- **What to do**
Reply with one number only: the count of lines below that contain the word "ylabel".
## start Information shown
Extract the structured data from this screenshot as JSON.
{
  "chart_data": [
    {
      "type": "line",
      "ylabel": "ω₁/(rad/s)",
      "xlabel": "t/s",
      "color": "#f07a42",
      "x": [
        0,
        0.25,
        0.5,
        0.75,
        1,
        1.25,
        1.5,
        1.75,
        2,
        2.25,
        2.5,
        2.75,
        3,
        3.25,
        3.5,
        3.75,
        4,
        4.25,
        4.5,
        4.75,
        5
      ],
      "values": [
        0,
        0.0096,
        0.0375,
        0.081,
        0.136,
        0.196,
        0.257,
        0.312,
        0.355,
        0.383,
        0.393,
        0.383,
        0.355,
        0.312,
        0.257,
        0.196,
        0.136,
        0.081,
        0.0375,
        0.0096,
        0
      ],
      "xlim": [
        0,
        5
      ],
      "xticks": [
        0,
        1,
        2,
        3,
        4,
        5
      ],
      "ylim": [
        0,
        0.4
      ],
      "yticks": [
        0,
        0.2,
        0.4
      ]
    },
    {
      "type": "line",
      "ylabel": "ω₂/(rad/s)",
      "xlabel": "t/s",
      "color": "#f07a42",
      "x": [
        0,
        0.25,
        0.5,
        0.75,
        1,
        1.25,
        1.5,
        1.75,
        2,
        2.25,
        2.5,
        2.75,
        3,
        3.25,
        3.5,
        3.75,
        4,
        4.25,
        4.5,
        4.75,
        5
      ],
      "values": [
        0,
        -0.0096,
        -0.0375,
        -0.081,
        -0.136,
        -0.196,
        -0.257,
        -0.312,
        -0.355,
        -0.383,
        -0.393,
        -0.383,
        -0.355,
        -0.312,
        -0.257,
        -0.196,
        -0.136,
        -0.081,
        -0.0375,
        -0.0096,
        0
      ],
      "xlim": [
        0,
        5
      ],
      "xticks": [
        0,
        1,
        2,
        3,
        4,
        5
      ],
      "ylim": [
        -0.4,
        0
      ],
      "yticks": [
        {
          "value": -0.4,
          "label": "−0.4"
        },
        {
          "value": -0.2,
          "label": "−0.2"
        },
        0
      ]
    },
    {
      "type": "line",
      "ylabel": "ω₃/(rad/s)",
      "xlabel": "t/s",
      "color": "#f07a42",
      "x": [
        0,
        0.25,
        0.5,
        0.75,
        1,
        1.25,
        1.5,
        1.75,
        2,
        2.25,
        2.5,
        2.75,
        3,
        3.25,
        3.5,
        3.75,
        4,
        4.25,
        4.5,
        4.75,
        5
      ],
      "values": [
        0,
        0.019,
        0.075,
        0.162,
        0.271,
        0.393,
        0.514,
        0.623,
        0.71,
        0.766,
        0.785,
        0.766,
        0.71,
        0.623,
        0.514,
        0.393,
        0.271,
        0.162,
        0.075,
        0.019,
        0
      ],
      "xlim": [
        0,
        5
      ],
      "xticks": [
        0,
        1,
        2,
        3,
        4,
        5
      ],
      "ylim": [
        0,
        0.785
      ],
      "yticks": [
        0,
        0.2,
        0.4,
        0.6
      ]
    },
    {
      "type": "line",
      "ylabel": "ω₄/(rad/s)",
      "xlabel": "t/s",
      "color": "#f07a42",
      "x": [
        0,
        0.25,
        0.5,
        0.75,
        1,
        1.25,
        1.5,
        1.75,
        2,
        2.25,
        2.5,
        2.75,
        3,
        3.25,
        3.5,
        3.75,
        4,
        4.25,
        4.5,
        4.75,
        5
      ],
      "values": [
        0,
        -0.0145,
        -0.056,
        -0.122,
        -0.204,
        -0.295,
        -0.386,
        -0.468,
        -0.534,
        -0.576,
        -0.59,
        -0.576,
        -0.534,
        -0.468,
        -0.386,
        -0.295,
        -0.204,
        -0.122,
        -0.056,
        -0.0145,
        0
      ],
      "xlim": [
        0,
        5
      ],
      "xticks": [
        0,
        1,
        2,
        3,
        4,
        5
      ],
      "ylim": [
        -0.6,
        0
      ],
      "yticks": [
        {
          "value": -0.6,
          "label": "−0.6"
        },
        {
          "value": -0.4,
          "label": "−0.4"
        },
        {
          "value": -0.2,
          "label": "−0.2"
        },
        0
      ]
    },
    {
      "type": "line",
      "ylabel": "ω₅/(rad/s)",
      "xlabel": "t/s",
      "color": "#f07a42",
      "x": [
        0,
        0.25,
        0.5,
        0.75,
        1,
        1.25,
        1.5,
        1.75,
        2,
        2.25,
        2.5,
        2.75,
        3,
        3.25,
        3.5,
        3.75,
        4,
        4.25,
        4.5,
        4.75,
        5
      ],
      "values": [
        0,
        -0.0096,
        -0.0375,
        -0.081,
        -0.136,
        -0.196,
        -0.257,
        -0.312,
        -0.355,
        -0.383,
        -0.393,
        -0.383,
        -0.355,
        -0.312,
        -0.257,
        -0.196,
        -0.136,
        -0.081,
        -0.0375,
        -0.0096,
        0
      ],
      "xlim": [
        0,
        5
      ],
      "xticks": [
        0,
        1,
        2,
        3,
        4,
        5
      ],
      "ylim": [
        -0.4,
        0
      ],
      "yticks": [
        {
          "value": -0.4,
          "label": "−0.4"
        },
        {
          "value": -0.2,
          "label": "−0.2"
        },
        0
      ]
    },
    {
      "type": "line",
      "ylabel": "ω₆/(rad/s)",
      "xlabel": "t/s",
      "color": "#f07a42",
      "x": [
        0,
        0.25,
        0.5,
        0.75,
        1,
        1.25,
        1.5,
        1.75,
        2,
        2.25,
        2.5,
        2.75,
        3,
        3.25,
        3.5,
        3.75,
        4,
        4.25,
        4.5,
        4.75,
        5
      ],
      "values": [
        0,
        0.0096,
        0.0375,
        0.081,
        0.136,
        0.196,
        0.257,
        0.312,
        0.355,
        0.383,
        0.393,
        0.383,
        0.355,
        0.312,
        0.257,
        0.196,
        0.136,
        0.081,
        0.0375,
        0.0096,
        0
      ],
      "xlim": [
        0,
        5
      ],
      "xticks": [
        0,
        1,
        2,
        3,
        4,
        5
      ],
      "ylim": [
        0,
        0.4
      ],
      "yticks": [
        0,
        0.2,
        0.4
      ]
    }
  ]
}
## end Information shown
- **Exercise result**
6